■ Given problem:
Output every line exactly as written. Leave out pictures.

■ Available records:
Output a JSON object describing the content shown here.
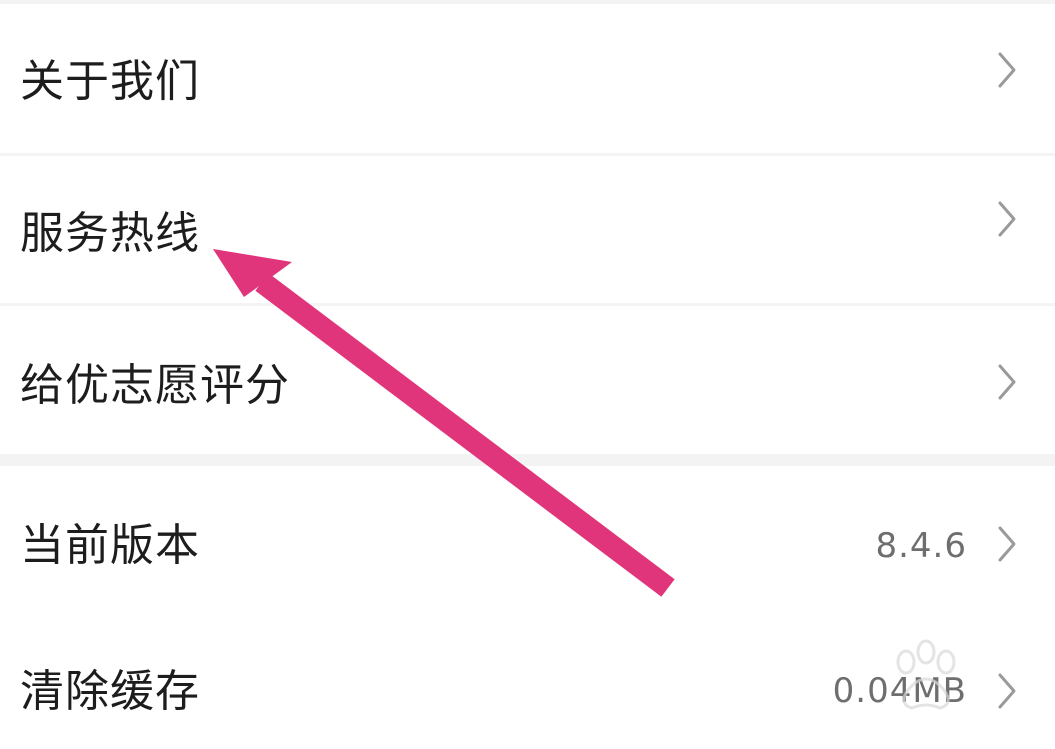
{
  "settings": {
    "items": [
      {
        "label": "关于我们",
        "value": ""
      },
      {
        "label": "服务热线",
        "value": ""
      },
      {
        "label": "给优志愿评分",
        "value": ""
      },
      {
        "label": "当前版本",
        "value": "8.4.6"
      },
      {
        "label": "清除缓存",
        "value": "0.04MB"
      }
    ]
  },
  "annotation": {
    "arrow_color": "#e0357a"
  },
  "icons": {
    "row_chevron": "chevron-right-icon",
    "watermark": "baidu-paw-icon"
  }
}
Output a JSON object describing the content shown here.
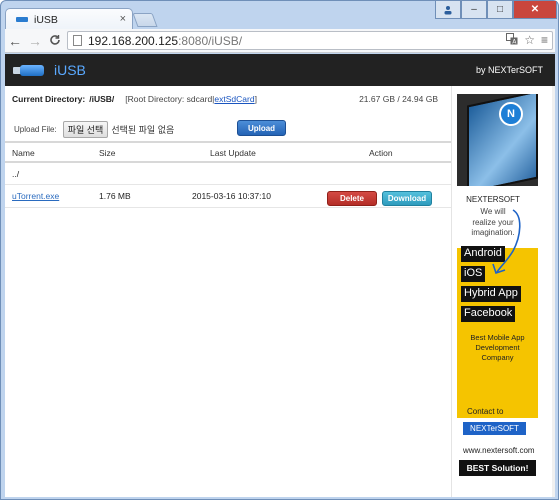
{
  "browser": {
    "tab_title": "iUSB",
    "tab_close": "×",
    "url_host": "192.168.200.125",
    "url_rest": ":8080/iUSB/",
    "nav_back": "←",
    "nav_forward": "→",
    "nav_reload": "C",
    "omni_icons": [
      "translate-icon",
      "star-icon",
      "menu-icon"
    ],
    "win_minimize": "–",
    "win_maximize": "□",
    "win_close": "✕"
  },
  "header": {
    "brand": "iUSB",
    "byline": "by NEXTerSOFT"
  },
  "directory": {
    "current_label": "Current Directory:",
    "current_value": "/iUSB/",
    "root_prefix": "[Root Directory:  sdcard",
    "root_separator": "|",
    "root_link": "extSdCard",
    "root_suffix": "]",
    "storage": "21.67 GB / 24.94 GB"
  },
  "upload": {
    "label": "Upload File:",
    "choose_button": "파일 선택",
    "no_file": "선택된 파일 없음",
    "upload_button": "Upload"
  },
  "table": {
    "columns": [
      "Name",
      "Size",
      "Last Update",
      "Action"
    ],
    "parent_row": "../",
    "rows": [
      {
        "name": "uTorrent.exe",
        "size": "1.76 MB",
        "updated": "2015-03-16 10:37:10",
        "delete_label": "Delete",
        "download_label": "Download"
      }
    ]
  },
  "ad": {
    "badge": "N",
    "brand": "NEXTERSOFT",
    "tagline": [
      "We will",
      "realize your",
      "imagination."
    ],
    "chips": [
      "Android",
      "iOS",
      "Hybrid App",
      "Facebook"
    ],
    "best": [
      "Best Mobile App",
      "Development",
      "Company"
    ],
    "contact": "Contact to",
    "name_button": "NEXTerSOFT",
    "site": "www.nextersoft.com",
    "solution": "BEST Solution!"
  },
  "colors": {
    "header_bg": "#222222",
    "brand_blue": "#5aa9ff",
    "delete_red": "#c0392b",
    "download_cyan": "#3aaccc",
    "upload_blue": "#2f6fc0",
    "ad_yellow": "#f5c400"
  }
}
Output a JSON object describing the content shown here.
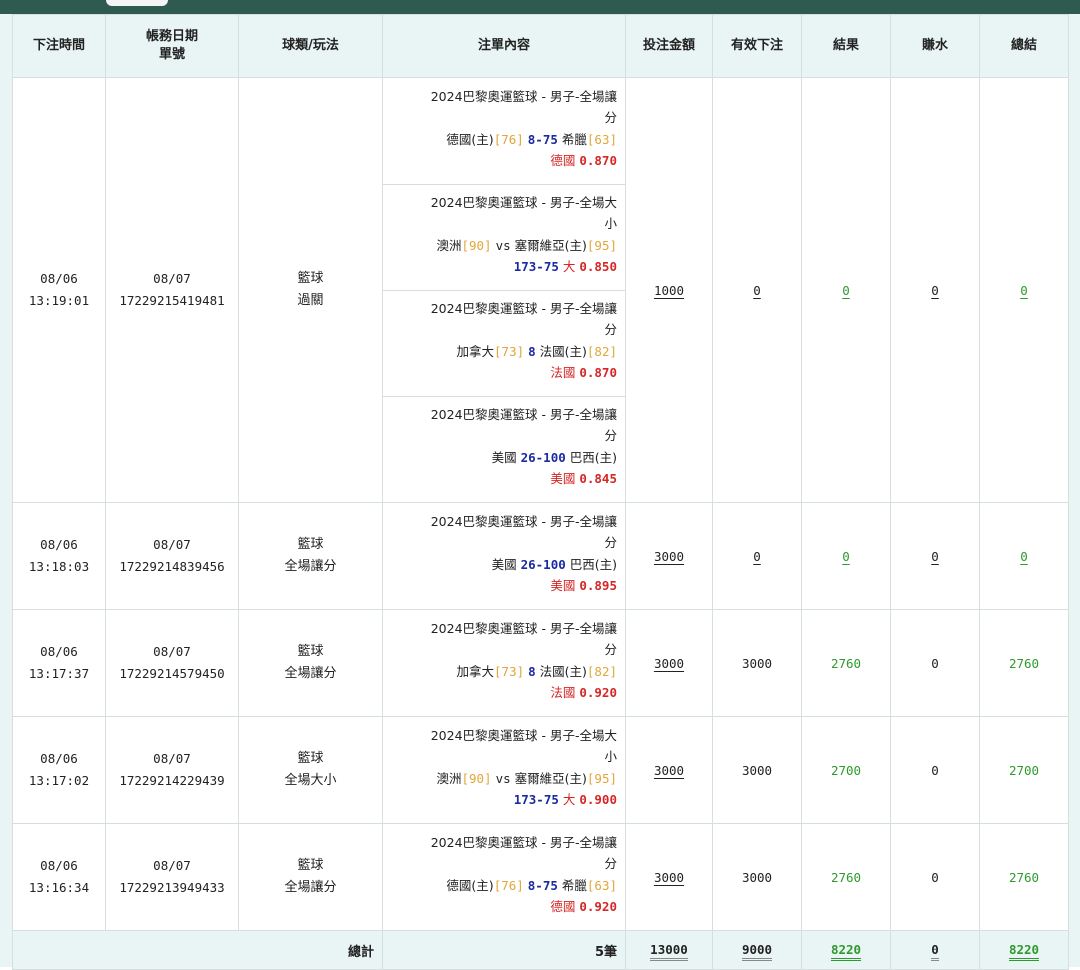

■ The reply:
Output a JSON object describing the content shown here.
{
  "settings": {
    "items": [
      {
        "label": "关于我们",
        "value": ""
      },
      {
        "label": "服务热线",
        "value": ""
      },
      {
        "label": "给优志愿评分",
        "value": ""
      },
      {
        "label": "当前版本",
        "value": "8.4.6"
      },
      {
        "label": "清除缓存",
        "value": "0.04MB"
      }
    ]
  },
  "annotation": {
    "arrow_color": "#e0357a"
  },
  "icons": {
    "row_chevron": "chevron-right-icon",
    "watermark": "baidu-paw-icon"
  }
}
Output a JSON object describing the content shown here.
{
  "browser": {
    "tab_title": "iUSB",
    "tab_close": "×",
    "url_host": "192.168.200.125",
    "url_rest": ":8080/iUSB/",
    "nav_back": "←",
    "nav_forward": "→",
    "nav_reload": "C",
    "omni_icons": [
      "translate-icon",
      "star-icon",
      "menu-icon"
    ],
    "win_minimize": "–",
    "win_maximize": "□",
    "win_close": "✕"
  },
  "header": {
    "brand": "iUSB",
    "byline": "by NEXTerSOFT"
  },
  "directory": {
    "current_label": "Current Directory:",
    "current_value": "/iUSB/",
    "root_prefix": "[Root Directory:  sdcard",
    "root_separator": "|",
    "root_link": "extSdCard",
    "root_suffix": "]",
    "storage": "21.67 GB / 24.94 GB"
  },
  "upload": {
    "label": "Upload File:",
    "choose_button": "파일 선택",
    "no_file": "선택된 파일 없음",
    "upload_button": "Upload"
  },
  "table": {
    "columns": [
      "Name",
      "Size",
      "Last Update",
      "Action"
    ],
    "parent_row": "../",
    "rows": [
      {
        "name": "uTorrent.exe",
        "size": "1.76 MB",
        "updated": "2015-03-16 10:37:10",
        "delete_label": "Delete",
        "download_label": "Download"
      }
    ]
  },
  "ad": {
    "badge": "N",
    "brand": "NEXTERSOFT",
    "tagline": [
      "We will",
      "realize your",
      "imagination."
    ],
    "chips": [
      "Android",
      "iOS",
      "Hybrid App",
      "Facebook"
    ],
    "best": [
      "Best Mobile App",
      "Development",
      "Company"
    ],
    "contact": "Contact to",
    "name_button": "NEXTerSOFT",
    "site": "www.nextersoft.com",
    "solution": "BEST Solution!"
  },
  "colors": {
    "header_bg": "#222222",
    "brand_blue": "#5aa9ff",
    "delete_red": "#c0392b",
    "download_cyan": "#3aaccc",
    "upload_blue": "#2f6fc0",
    "ad_yellow": "#f5c400"
  }
}
Output a JSON object describing the content shown here.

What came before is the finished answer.